== DATASET ROWS

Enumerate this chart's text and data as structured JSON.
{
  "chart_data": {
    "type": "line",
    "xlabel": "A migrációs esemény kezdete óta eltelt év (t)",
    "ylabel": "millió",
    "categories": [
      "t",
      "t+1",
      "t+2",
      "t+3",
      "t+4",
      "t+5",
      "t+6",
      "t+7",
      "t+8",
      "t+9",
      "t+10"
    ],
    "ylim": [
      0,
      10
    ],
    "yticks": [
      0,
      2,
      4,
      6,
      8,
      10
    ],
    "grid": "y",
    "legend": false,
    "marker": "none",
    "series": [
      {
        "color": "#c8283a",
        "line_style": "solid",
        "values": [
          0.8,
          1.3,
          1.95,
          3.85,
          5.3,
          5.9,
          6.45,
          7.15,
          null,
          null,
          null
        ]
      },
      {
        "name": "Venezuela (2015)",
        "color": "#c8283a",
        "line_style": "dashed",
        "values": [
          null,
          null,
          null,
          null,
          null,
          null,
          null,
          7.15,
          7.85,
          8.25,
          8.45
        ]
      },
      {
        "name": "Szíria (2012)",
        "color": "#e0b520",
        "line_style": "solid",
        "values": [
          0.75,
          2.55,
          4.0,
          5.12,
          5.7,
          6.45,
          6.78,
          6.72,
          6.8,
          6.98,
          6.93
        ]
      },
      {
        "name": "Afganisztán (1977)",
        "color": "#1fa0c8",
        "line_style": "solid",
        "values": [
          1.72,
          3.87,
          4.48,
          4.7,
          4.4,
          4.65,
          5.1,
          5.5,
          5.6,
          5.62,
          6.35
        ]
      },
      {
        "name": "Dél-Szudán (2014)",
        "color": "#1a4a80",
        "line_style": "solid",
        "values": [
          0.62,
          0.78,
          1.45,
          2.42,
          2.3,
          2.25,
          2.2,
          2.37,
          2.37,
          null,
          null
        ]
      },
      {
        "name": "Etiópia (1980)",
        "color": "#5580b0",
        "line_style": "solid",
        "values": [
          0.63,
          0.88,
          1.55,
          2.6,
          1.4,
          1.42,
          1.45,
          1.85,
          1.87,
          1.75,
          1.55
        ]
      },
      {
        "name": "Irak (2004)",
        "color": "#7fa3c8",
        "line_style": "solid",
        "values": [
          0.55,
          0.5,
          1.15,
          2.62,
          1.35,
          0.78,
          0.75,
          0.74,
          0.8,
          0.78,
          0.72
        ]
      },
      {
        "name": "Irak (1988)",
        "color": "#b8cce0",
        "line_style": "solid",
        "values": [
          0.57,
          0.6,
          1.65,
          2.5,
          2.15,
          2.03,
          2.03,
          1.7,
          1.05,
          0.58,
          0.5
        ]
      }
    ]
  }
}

====

**TASK GOAL**
Would you copy out each line exactly as written?

**EXERCISE ANSWER**
Enumerate this chart's text and data as structured JSON.
{
  "chart_data": {
    "type": "line",
    "xlabel": "A migrációs esemény kezdete óta eltelt év (t)",
    "ylabel": "millió",
    "categories": [
      "t",
      "t+1",
      "t+2",
      "t+3",
      "t+4",
      "t+5",
      "t+6",
      "t+7",
      "t+8",
      "t+9",
      "t+10"
    ],
    "ylim": [
      0,
      10
    ],
    "yticks": [
      0,
      2,
      4,
      6,
      8,
      10
    ],
    "grid": "y",
    "legend": false,
    "marker": "none",
    "series": [
      {
        "color": "#c8283a",
        "line_style": "solid",
        "values": [
          0.8,
          1.3,
          1.95,
          3.85,
          5.3,
          5.9,
          6.45,
          7.15,
          null,
          null,
          null
        ]
      },
      {
        "name": "Venezuela (2015)",
        "color": "#c8283a",
        "line_style": "dashed",
        "values": [
          null,
          null,
          null,
          null,
          null,
          null,
          null,
          7.15,
          7.85,
          8.25,
          8.45
        ]
      },
      {
        "name": "Szíria (2012)",
        "color": "#e0b520",
        "line_style": "solid",
        "values": [
          0.75,
          2.55,
          4.0,
          5.12,
          5.7,
          6.45,
          6.78,
          6.72,
          6.8,
          6.98,
          6.93
        ]
      },
      {
        "name": "Afganisztán (1977)",
        "color": "#1fa0c8",
        "line_style": "solid",
        "values": [
          1.72,
          3.87,
          4.48,
          4.7,
          4.4,
          4.65,
          5.1,
          5.5,
          5.6,
          5.62,
          6.35
        ]
      },
      {
        "name": "Dél-Szudán (2014)",
        "color": "#1a4a80",
        "line_style": "solid",
        "values": [
          0.62,
          0.78,
          1.45,
          2.42,
          2.3,
          2.25,
          2.2,
          2.37,
          2.37,
          null,
          null
        ]
      },
      {
        "name": "Etiópia (1980)",
        "color": "#5580b0",
        "line_style": "solid",
        "values": [
          0.63,
          0.88,
          1.55,
          2.6,
          1.4,
          1.42,
          1.45,
          1.85,
          1.87,
          1.75,
          1.55
        ]
      },
      {
        "name": "Irak (2004)",
        "color": "#7fa3c8",
        "line_style": "solid",
        "values": [
          0.55,
          0.5,
          1.15,
          2.62,
          1.35,
          0.78,
          0.75,
          0.74,
          0.8,
          0.78,
          0.72
        ]
      },
      {
        "name": "Irak (1988)",
        "color": "#b8cce0",
        "line_style": "solid",
        "values": [
          0.57,
          0.6,
          1.65,
          2.5,
          2.15,
          2.03,
          2.03,
          1.7,
          1.05,
          0.58,
          0.5
        ]
      }
    ]
  }
}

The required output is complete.